#### Data for this task ####

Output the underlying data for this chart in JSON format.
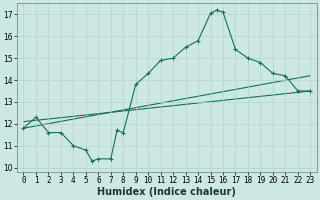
{
  "xlabel": "Humidex (Indice chaleur)",
  "xlim": [
    -0.5,
    23.5
  ],
  "ylim": [
    9.8,
    17.5
  ],
  "xticks": [
    0,
    1,
    2,
    3,
    4,
    5,
    6,
    7,
    8,
    9,
    10,
    11,
    12,
    13,
    14,
    15,
    16,
    17,
    18,
    19,
    20,
    21,
    22,
    23
  ],
  "yticks": [
    10,
    11,
    12,
    13,
    14,
    15,
    16,
    17
  ],
  "bg_color": "#cce8e4",
  "grid_color": "#b0d4cc",
  "line_color": "#1a6b5a",
  "curve1_x": [
    0,
    1,
    2,
    3,
    4,
    5,
    5.5,
    6,
    7,
    7.5,
    8,
    9,
    10,
    11,
    12,
    13,
    14,
    15,
    15.5,
    16,
    17,
    18,
    19,
    20,
    21,
    22,
    23
  ],
  "curve1_y": [
    11.8,
    12.3,
    11.6,
    11.6,
    11.0,
    10.8,
    10.3,
    10.4,
    10.4,
    11.7,
    11.6,
    13.8,
    14.3,
    14.9,
    15.0,
    15.5,
    15.8,
    17.05,
    17.2,
    17.1,
    15.4,
    15.0,
    14.8,
    14.3,
    14.2,
    13.5,
    13.5
  ],
  "trend1_x": [
    0,
    23
  ],
  "trend1_y": [
    11.8,
    14.2
  ],
  "trend2_x": [
    0,
    23
  ],
  "trend2_y": [
    12.1,
    13.5
  ],
  "tick_font_size": 5.5,
  "xlabel_font_size": 7.0
}
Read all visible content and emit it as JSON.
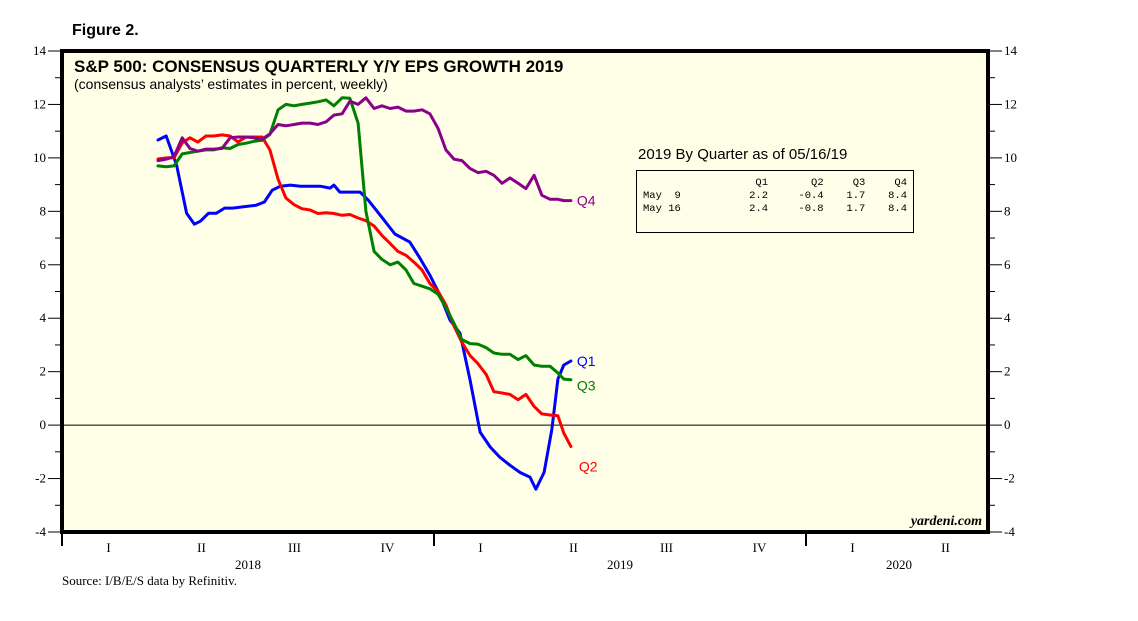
{
  "figure_label": "Figure 2.",
  "chart_data": {
    "type": "line",
    "title": "S&P 500: CONSENSUS QUARTERLY Y/Y EPS GROWTH 2019",
    "subtitle": "(consensus analysts’ estimates in percent, weekly)",
    "xlabel": "",
    "ylabel": "",
    "ylim": [
      -4,
      14
    ],
    "xlim": [
      2018.0,
      2020.5
    ],
    "y_ticks": [
      "14",
      "12",
      "10",
      "8",
      "6",
      "4",
      "2",
      "0",
      "-2",
      "-4"
    ],
    "y_tick_values": [
      14,
      12,
      10,
      8,
      6,
      4,
      2,
      0,
      -2,
      -4
    ],
    "x_quarter_ticks": [
      {
        "label": "I",
        "x": 2018.125
      },
      {
        "label": "II",
        "x": 2018.375
      },
      {
        "label": "III",
        "x": 2018.625
      },
      {
        "label": "IV",
        "x": 2018.875
      },
      {
        "label": "I",
        "x": 2019.125
      },
      {
        "label": "II",
        "x": 2019.375
      },
      {
        "label": "III",
        "x": 2019.625
      },
      {
        "label": "IV",
        "x": 2019.875
      },
      {
        "label": "I",
        "x": 2020.125
      },
      {
        "label": "II",
        "x": 2020.375
      }
    ],
    "x_year_labels": [
      {
        "label": "2018",
        "x": 2018.5
      },
      {
        "label": "2019",
        "x": 2019.5
      },
      {
        "label": "2020",
        "x": 2020.25
      }
    ],
    "year_boundaries": [
      2018.0,
      2019.0,
      2020.0
    ],
    "zero_line": true,
    "grid": false,
    "legend": "inline-end-labels",
    "series": [
      {
        "name": "Q1",
        "color": "#0000ff",
        "x": [
          2018.258,
          2018.28,
          2018.308,
          2018.335,
          2018.356,
          2018.372,
          2018.394,
          2018.415,
          2018.437,
          2018.458,
          2018.48,
          2018.522,
          2018.544,
          2018.565,
          2018.587,
          2018.614,
          2018.641,
          2018.668,
          2018.694,
          2018.721,
          2018.731,
          2018.747,
          2018.774,
          2018.801,
          2018.823,
          2018.855,
          2018.895,
          2018.935,
          2018.962,
          2018.989,
          2019.016,
          2019.043,
          2019.07,
          2019.097,
          2019.124,
          2019.151,
          2019.177,
          2019.204,
          2019.231,
          2019.258,
          2019.274,
          2019.296,
          2019.317,
          2019.333,
          2019.349,
          2019.368
        ],
        "y": [
          10.67,
          10.82,
          9.73,
          7.93,
          7.52,
          7.63,
          7.93,
          7.93,
          8.12,
          8.12,
          8.16,
          8.23,
          8.35,
          8.79,
          8.94,
          8.98,
          8.94,
          8.94,
          8.94,
          8.87,
          8.98,
          8.72,
          8.72,
          8.72,
          8.42,
          7.86,
          7.15,
          6.85,
          6.25,
          5.61,
          4.86,
          3.93,
          3.44,
          1.68,
          -0.26,
          -0.82,
          -1.2,
          -1.5,
          -1.77,
          -1.95,
          -2.4,
          -1.77,
          -0.15,
          1.72,
          2.25,
          2.4
        ]
      },
      {
        "name": "Q2",
        "color": "#ff0000",
        "x": [
          2018.258,
          2018.28,
          2018.301,
          2018.323,
          2018.344,
          2018.365,
          2018.387,
          2018.408,
          2018.43,
          2018.452,
          2018.473,
          2018.495,
          2018.516,
          2018.538,
          2018.559,
          2018.581,
          2018.602,
          2018.624,
          2018.645,
          2018.667,
          2018.688,
          2018.71,
          2018.731,
          2018.753,
          2018.774,
          2018.796,
          2018.817,
          2018.839,
          2018.86,
          2018.882,
          2018.903,
          2018.925,
          2018.946,
          2018.968,
          2018.989,
          2019.011,
          2019.032,
          2019.054,
          2019.075,
          2019.097,
          2019.118,
          2019.14,
          2019.161,
          2019.183,
          2019.204,
          2019.226,
          2019.247,
          2019.269,
          2019.29,
          2019.312,
          2019.333,
          2019.349,
          2019.368
        ],
        "y": [
          9.96,
          10.0,
          10.0,
          10.56,
          10.75,
          10.59,
          10.82,
          10.82,
          10.86,
          10.82,
          10.6,
          10.78,
          10.78,
          10.78,
          10.3,
          9.2,
          8.5,
          8.25,
          8.1,
          8.05,
          7.92,
          7.95,
          7.92,
          7.85,
          7.88,
          7.75,
          7.65,
          7.45,
          7.1,
          6.8,
          6.5,
          6.35,
          6.1,
          5.8,
          5.3,
          5.0,
          4.5,
          3.7,
          3.1,
          2.6,
          2.3,
          1.9,
          1.25,
          1.2,
          1.15,
          0.95,
          1.15,
          0.7,
          0.42,
          0.38,
          0.35,
          -0.3,
          -0.8
        ]
      },
      {
        "name": "Q3",
        "color": "#008000",
        "x": [
          2018.258,
          2018.28,
          2018.301,
          2018.323,
          2018.344,
          2018.365,
          2018.387,
          2018.408,
          2018.43,
          2018.452,
          2018.473,
          2018.495,
          2018.516,
          2018.538,
          2018.559,
          2018.581,
          2018.602,
          2018.624,
          2018.645,
          2018.667,
          2018.688,
          2018.71,
          2018.731,
          2018.753,
          2018.774,
          2018.796,
          2018.817,
          2018.839,
          2018.86,
          2018.882,
          2018.903,
          2018.925,
          2018.946,
          2018.968,
          2018.989,
          2019.011,
          2019.032,
          2019.054,
          2019.075,
          2019.097,
          2019.118,
          2019.14,
          2019.161,
          2019.183,
          2019.204,
          2019.226,
          2019.247,
          2019.269,
          2019.29,
          2019.312,
          2019.333,
          2019.349,
          2019.368
        ],
        "y": [
          9.7,
          9.67,
          9.7,
          10.15,
          10.2,
          10.25,
          10.3,
          10.3,
          10.38,
          10.35,
          10.5,
          10.55,
          10.62,
          10.66,
          10.88,
          11.8,
          12.0,
          11.95,
          12.0,
          12.05,
          12.1,
          12.17,
          11.95,
          12.25,
          12.23,
          11.3,
          8.0,
          6.5,
          6.2,
          6.0,
          6.1,
          5.8,
          5.3,
          5.2,
          5.1,
          4.9,
          4.4,
          3.8,
          3.2,
          3.05,
          3.03,
          2.9,
          2.7,
          2.65,
          2.65,
          2.45,
          2.6,
          2.25,
          2.2,
          2.2,
          1.95,
          1.72,
          1.7
        ]
      },
      {
        "name": "Q4",
        "color": "#8b008b",
        "x": [
          2018.258,
          2018.28,
          2018.301,
          2018.323,
          2018.344,
          2018.365,
          2018.387,
          2018.408,
          2018.43,
          2018.452,
          2018.473,
          2018.495,
          2018.516,
          2018.538,
          2018.559,
          2018.581,
          2018.602,
          2018.624,
          2018.645,
          2018.667,
          2018.688,
          2018.71,
          2018.731,
          2018.753,
          2018.774,
          2018.796,
          2018.817,
          2018.839,
          2018.86,
          2018.882,
          2018.903,
          2018.925,
          2018.946,
          2018.968,
          2018.989,
          2019.011,
          2019.032,
          2019.054,
          2019.075,
          2019.097,
          2019.118,
          2019.14,
          2019.161,
          2019.183,
          2019.204,
          2019.226,
          2019.247,
          2019.269,
          2019.29,
          2019.312,
          2019.333,
          2019.349,
          2019.368
        ],
        "y": [
          9.9,
          9.95,
          10.05,
          10.75,
          10.35,
          10.25,
          10.33,
          10.33,
          10.35,
          10.75,
          10.78,
          10.78,
          10.75,
          10.7,
          10.9,
          11.25,
          11.2,
          11.25,
          11.3,
          11.3,
          11.25,
          11.35,
          11.6,
          11.65,
          12.12,
          12.0,
          12.25,
          11.85,
          11.95,
          11.85,
          11.9,
          11.75,
          11.75,
          11.8,
          11.65,
          11.1,
          10.3,
          9.95,
          9.9,
          9.6,
          9.45,
          9.5,
          9.35,
          9.05,
          9.25,
          9.05,
          8.85,
          9.35,
          8.6,
          8.45,
          8.45,
          8.4,
          8.4
        ]
      }
    ],
    "end_labels": [
      {
        "series": "Q4",
        "text": "Q4",
        "color": "#8b008b"
      },
      {
        "series": "Q1",
        "text": "Q1",
        "color": "#0000ff"
      },
      {
        "series": "Q3",
        "text": "Q3",
        "color": "#008000"
      },
      {
        "series": "Q2",
        "text": "Q2",
        "color": "#ff0000"
      }
    ],
    "plot_background": "#ffffe8",
    "watermark": "yardeni.com",
    "source": "Source: I/B/E/S data by Refinitiv."
  },
  "table": {
    "title": "2019 By Quarter as of 05/16/19",
    "columns": [
      "",
      "Q1",
      "Q2",
      "Q3",
      "Q4"
    ],
    "rows": [
      [
        "May  9",
        "2.2",
        "-0.4",
        "1.7",
        "8.4"
      ],
      [
        "May 16",
        "2.4",
        "-0.8",
        "1.7",
        "8.4"
      ]
    ]
  }
}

####

What to work on: Pick out each line that holds the string "JSON".

Expected answer:
Output the underlying data for this chart in JSON format.
Read all visible content and emit it as JSON.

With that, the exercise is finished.